Reproduce every entry exactly.

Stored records
Start

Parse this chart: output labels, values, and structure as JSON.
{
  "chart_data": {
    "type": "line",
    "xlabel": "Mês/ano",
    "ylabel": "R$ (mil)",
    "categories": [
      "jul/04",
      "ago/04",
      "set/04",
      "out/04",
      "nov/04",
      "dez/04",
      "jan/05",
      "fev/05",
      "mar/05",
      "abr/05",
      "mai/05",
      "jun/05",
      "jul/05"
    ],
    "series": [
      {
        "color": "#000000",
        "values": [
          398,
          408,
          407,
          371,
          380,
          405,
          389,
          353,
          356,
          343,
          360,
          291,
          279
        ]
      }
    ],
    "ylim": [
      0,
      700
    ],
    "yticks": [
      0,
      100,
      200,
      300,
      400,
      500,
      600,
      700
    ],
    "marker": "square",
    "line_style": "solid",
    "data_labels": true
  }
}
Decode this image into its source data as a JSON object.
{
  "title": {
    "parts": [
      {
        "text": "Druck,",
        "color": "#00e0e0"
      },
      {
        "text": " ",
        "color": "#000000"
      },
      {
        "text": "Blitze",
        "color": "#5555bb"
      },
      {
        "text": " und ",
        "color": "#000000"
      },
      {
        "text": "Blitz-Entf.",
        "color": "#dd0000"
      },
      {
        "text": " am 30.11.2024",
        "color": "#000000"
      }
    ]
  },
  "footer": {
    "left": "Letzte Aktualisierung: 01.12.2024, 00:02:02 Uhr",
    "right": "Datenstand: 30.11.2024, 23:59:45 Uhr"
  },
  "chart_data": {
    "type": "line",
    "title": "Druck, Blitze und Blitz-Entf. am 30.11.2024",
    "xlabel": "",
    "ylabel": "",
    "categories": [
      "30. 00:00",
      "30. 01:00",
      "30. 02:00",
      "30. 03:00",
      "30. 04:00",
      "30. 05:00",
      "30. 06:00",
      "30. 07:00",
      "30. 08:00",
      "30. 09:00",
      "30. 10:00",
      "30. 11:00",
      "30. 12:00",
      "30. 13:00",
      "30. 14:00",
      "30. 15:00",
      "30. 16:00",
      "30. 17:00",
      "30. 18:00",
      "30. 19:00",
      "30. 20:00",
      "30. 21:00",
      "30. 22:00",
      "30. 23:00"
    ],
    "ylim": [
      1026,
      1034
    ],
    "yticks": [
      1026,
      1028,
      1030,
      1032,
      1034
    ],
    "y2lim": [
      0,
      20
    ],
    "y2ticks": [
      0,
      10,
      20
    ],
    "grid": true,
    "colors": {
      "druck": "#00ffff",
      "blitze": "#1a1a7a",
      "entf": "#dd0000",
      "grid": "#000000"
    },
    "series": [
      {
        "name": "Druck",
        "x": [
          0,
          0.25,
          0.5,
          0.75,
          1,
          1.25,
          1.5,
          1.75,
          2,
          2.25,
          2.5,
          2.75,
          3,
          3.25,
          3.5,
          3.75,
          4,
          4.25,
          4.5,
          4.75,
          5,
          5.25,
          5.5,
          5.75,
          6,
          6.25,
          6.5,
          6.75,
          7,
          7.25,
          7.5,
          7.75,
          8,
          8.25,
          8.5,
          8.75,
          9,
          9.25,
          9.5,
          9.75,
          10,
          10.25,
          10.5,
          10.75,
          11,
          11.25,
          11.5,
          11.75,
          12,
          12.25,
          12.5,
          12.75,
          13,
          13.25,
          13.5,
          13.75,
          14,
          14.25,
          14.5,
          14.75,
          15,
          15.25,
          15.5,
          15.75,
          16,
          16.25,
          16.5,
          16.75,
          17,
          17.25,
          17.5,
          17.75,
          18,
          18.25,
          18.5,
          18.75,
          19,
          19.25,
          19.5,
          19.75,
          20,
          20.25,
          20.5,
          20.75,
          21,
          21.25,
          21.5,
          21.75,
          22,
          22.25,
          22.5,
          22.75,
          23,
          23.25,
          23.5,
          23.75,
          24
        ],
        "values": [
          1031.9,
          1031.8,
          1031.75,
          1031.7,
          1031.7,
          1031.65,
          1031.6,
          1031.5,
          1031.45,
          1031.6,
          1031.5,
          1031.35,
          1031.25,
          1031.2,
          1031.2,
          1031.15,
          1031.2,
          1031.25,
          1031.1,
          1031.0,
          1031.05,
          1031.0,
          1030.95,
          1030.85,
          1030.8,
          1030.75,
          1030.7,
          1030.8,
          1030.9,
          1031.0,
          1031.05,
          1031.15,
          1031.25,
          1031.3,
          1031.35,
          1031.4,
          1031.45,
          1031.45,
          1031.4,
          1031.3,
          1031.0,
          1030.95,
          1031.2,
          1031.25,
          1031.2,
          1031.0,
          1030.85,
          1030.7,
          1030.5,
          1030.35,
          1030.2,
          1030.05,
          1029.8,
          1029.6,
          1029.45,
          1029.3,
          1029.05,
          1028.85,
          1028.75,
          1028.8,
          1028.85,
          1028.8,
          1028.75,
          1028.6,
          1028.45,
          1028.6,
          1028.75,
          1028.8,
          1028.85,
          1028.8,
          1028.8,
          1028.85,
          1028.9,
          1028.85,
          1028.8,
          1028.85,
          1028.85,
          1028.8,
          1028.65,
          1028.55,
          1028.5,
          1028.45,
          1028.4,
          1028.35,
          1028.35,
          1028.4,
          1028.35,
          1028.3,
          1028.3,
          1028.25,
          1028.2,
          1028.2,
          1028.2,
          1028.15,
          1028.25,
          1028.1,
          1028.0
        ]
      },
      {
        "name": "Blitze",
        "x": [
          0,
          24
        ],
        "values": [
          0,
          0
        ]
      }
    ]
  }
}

End

Completed task.
Parse this chart: output labels, values, and structure as JSON.
{
  "chart_data": {
    "type": "line",
    "xlabel": "Mês/ano",
    "ylabel": "R$ (mil)",
    "categories": [
      "jul/04",
      "ago/04",
      "set/04",
      "out/04",
      "nov/04",
      "dez/04",
      "jan/05",
      "fev/05",
      "mar/05",
      "abr/05",
      "mai/05",
      "jun/05",
      "jul/05"
    ],
    "series": [
      {
        "color": "#000000",
        "values": [
          398,
          408,
          407,
          371,
          380,
          405,
          389,
          353,
          356,
          343,
          360,
          291,
          279
        ]
      }
    ],
    "ylim": [
      0,
      700
    ],
    "yticks": [
      0,
      100,
      200,
      300,
      400,
      500,
      600,
      700
    ],
    "marker": "square",
    "line_style": "solid",
    "data_labels": true
  }
}
Decode this image into its source data as a JSON object.
{
  "title": {
    "parts": [
      {
        "text": "Druck,",
        "color": "#00e0e0"
      },
      {
        "text": " ",
        "color": "#000000"
      },
      {
        "text": "Blitze",
        "color": "#5555bb"
      },
      {
        "text": " und ",
        "color": "#000000"
      },
      {
        "text": "Blitz-Entf.",
        "color": "#dd0000"
      },
      {
        "text": " am 30.11.2024",
        "color": "#000000"
      }
    ]
  },
  "footer": {
    "left": "Letzte Aktualisierung: 01.12.2024, 00:02:02 Uhr",
    "right": "Datenstand: 30.11.2024, 23:59:45 Uhr"
  },
  "chart_data": {
    "type": "line",
    "title": "Druck, Blitze und Blitz-Entf. am 30.11.2024",
    "xlabel": "",
    "ylabel": "",
    "categories": [
      "30. 00:00",
      "30. 01:00",
      "30. 02:00",
      "30. 03:00",
      "30. 04:00",
      "30. 05:00",
      "30. 06:00",
      "30. 07:00",
      "30. 08:00",
      "30. 09:00",
      "30. 10:00",
      "30. 11:00",
      "30. 12:00",
      "30. 13:00",
      "30. 14:00",
      "30. 15:00",
      "30. 16:00",
      "30. 17:00",
      "30. 18:00",
      "30. 19:00",
      "30. 20:00",
      "30. 21:00",
      "30. 22:00",
      "30. 23:00"
    ],
    "ylim": [
      1026,
      1034
    ],
    "yticks": [
      1026,
      1028,
      1030,
      1032,
      1034
    ],
    "y2lim": [
      0,
      20
    ],
    "y2ticks": [
      0,
      10,
      20
    ],
    "grid": true,
    "colors": {
      "druck": "#00ffff",
      "blitze": "#1a1a7a",
      "entf": "#dd0000",
      "grid": "#000000"
    },
    "series": [
      {
        "name": "Druck",
        "x": [
          0,
          0.25,
          0.5,
          0.75,
          1,
          1.25,
          1.5,
          1.75,
          2,
          2.25,
          2.5,
          2.75,
          3,
          3.25,
          3.5,
          3.75,
          4,
          4.25,
          4.5,
          4.75,
          5,
          5.25,
          5.5,
          5.75,
          6,
          6.25,
          6.5,
          6.75,
          7,
          7.25,
          7.5,
          7.75,
          8,
          8.25,
          8.5,
          8.75,
          9,
          9.25,
          9.5,
          9.75,
          10,
          10.25,
          10.5,
          10.75,
          11,
          11.25,
          11.5,
          11.75,
          12,
          12.25,
          12.5,
          12.75,
          13,
          13.25,
          13.5,
          13.75,
          14,
          14.25,
          14.5,
          14.75,
          15,
          15.25,
          15.5,
          15.75,
          16,
          16.25,
          16.5,
          16.75,
          17,
          17.25,
          17.5,
          17.75,
          18,
          18.25,
          18.5,
          18.75,
          19,
          19.25,
          19.5,
          19.75,
          20,
          20.25,
          20.5,
          20.75,
          21,
          21.25,
          21.5,
          21.75,
          22,
          22.25,
          22.5,
          22.75,
          23,
          23.25,
          23.5,
          23.75,
          24
        ],
        "values": [
          1031.9,
          1031.8,
          1031.75,
          1031.7,
          1031.7,
          1031.65,
          1031.6,
          1031.5,
          1031.45,
          1031.6,
          1031.5,
          1031.35,
          1031.25,
          1031.2,
          1031.2,
          1031.15,
          1031.2,
          1031.25,
          1031.1,
          1031.0,
          1031.05,
          1031.0,
          1030.95,
          1030.85,
          1030.8,
          1030.75,
          1030.7,
          1030.8,
          1030.9,
          1031.0,
          1031.05,
          1031.15,
          1031.25,
          1031.3,
          1031.35,
          1031.4,
          1031.45,
          1031.45,
          1031.4,
          1031.3,
          1031.0,
          1030.95,
          1031.2,
          1031.25,
          1031.2,
          1031.0,
          1030.85,
          1030.7,
          1030.5,
          1030.35,
          1030.2,
          1030.05,
          1029.8,
          1029.6,
          1029.45,
          1029.3,
          1029.05,
          1028.85,
          1028.75,
          1028.8,
          1028.85,
          1028.8,
          1028.75,
          1028.6,
          1028.45,
          1028.6,
          1028.75,
          1028.8,
          1028.85,
          1028.8,
          1028.8,
          1028.85,
          1028.9,
          1028.85,
          1028.8,
          1028.85,
          1028.85,
          1028.8,
          1028.65,
          1028.55,
          1028.5,
          1028.45,
          1028.4,
          1028.35,
          1028.35,
          1028.4,
          1028.35,
          1028.3,
          1028.3,
          1028.25,
          1028.2,
          1028.2,
          1028.2,
          1028.15,
          1028.25,
          1028.1,
          1028.0
        ]
      },
      {
        "name": "Blitze",
        "x": [
          0,
          24
        ],
        "values": [
          0,
          0
        ]
      }
    ]
  }
}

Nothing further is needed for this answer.